▶ [EXERCISE AIM] Reproduce each of the following lines word for word, keeping their order.

▶ [RECORDS]
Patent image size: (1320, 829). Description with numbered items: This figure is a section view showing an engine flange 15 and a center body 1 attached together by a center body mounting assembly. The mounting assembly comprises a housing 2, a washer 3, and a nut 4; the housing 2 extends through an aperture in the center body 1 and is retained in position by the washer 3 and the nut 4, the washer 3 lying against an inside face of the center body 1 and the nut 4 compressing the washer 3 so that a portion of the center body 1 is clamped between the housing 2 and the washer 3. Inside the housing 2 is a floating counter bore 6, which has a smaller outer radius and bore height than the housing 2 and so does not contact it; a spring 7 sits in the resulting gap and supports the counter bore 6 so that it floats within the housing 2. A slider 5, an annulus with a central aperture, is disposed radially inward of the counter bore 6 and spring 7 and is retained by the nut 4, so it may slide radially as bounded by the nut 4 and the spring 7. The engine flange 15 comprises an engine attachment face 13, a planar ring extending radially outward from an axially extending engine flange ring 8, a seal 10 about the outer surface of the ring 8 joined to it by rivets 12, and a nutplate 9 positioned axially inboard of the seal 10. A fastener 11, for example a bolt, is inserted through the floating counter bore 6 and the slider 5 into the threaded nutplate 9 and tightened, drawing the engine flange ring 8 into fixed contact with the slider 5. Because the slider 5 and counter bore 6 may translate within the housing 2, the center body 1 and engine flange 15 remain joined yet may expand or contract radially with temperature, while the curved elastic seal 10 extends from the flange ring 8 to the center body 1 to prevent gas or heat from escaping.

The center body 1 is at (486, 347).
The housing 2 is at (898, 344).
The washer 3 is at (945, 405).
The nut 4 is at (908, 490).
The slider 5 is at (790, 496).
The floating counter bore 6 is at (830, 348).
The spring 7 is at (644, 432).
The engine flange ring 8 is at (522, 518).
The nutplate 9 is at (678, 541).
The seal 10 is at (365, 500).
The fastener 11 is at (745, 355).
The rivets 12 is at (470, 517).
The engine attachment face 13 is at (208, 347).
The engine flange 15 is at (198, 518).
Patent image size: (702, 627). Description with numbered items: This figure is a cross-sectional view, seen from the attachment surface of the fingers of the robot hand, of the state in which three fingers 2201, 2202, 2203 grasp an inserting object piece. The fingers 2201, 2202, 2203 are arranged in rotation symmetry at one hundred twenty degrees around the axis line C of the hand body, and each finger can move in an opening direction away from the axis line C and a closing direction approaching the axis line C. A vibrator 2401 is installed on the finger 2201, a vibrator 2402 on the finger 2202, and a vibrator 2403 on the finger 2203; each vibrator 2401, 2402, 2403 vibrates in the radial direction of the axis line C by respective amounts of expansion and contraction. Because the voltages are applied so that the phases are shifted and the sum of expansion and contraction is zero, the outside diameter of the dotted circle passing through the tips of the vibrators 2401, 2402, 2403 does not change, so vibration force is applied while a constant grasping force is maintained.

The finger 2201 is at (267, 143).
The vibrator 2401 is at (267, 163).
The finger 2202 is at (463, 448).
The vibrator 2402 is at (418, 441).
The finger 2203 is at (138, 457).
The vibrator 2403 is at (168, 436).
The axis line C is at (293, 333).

▶ [WRITTEN RESPONSE]
Patent image size: (1320, 829). Description with numbered items: This figure is a section view showing an engine flange 15 and a center body 1 attached together by a center body mounting assembly. The mounting assembly comprises a housing 2, a washer 3, and a nut 4; the housing 2 extends through an aperture in the center body 1 and is retained in position by the washer 3 and the nut 4, the washer 3 lying against an inside face of the center body 1 and the nut 4 compressing the washer 3 so that a portion of the center body 1 is clamped between the housing 2 and the washer 3. Inside the housing 2 is a floating counter bore 6, which has a smaller outer radius and bore height than the housing 2 and so does not contact it; a spring 7 sits in the resulting gap and supports the counter bore 6 so that it floats within the housing 2. A slider 5, an annulus with a central aperture, is disposed radially inward of the counter bore 6 and spring 7 and is retained by the nut 4, so it may slide radially as bounded by the nut 4 and the spring 7. The engine flange 15 comprises an engine attachment face 13, a planar ring extending radially outward from an axially extending engine flange ring 8, a seal 10 about the outer surface of the ring 8 joined to it by rivets 12, and a nutplate 9 positioned axially inboard of the seal 10. A fastener 11, for example a bolt, is inserted through the floating counter bore 6 and the slider 5 into the threaded nutplate 9 and tightened, drawing the engine flange ring 8 into fixed contact with the slider 5. Because the slider 5 and counter bore 6 may translate within the housing 2, the center body 1 and engine flange 15 remain joined yet may expand or contract radially with temperature, while the curved elastic seal 10 extends from the flange ring 8 to the center body 1 to prevent gas or heat from escaping.

The center body 1 is at (486, 347).
The housing 2 is at (898, 344).
The washer 3 is at (945, 405).
The nut 4 is at (908, 490).
The slider 5 is at (790, 496).
The floating counter bore 6 is at (830, 348).
The spring 7 is at (644, 432).
The engine flange ring 8 is at (522, 518).
The nutplate 9 is at (678, 541).
The seal 10 is at (365, 500).
The fastener 11 is at (745, 355).
The rivets 12 is at (470, 517).
The engine attachment face 13 is at (208, 347).
The engine flange 15 is at (198, 518).
Patent image size: (702, 627). Description with numbered items: This figure is a cross-sectional view, seen from the attachment surface of the fingers of the robot hand, of the state in which three fingers 2201, 2202, 2203 grasp an inserting object piece. The fingers 2201, 2202, 2203 are arranged in rotation symmetry at one hundred twenty degrees around the axis line C of the hand body, and each finger can move in an opening direction away from the axis line C and a closing direction approaching the axis line C. A vibrator 2401 is installed on the finger 2201, a vibrator 2402 on the finger 2202, and a vibrator 2403 on the finger 2203; each vibrator 2401, 2402, 2403 vibrates in the radial direction of the axis line C by respective amounts of expansion and contraction. Because the voltages are applied so that the phases are shifted and the sum of expansion and contraction is zero, the outside diameter of the dotted circle passing through the tips of the vibrators 2401, 2402, 2403 does not change, so vibration force is applied while a constant grasping force is maintained.

The finger 2201 is at (267, 143).
The vibrator 2401 is at (267, 163).
The finger 2202 is at (463, 448).
The vibrator 2402 is at (418, 441).
The finger 2203 is at (138, 457).
The vibrator 2403 is at (168, 436).
The axis line C is at (293, 333).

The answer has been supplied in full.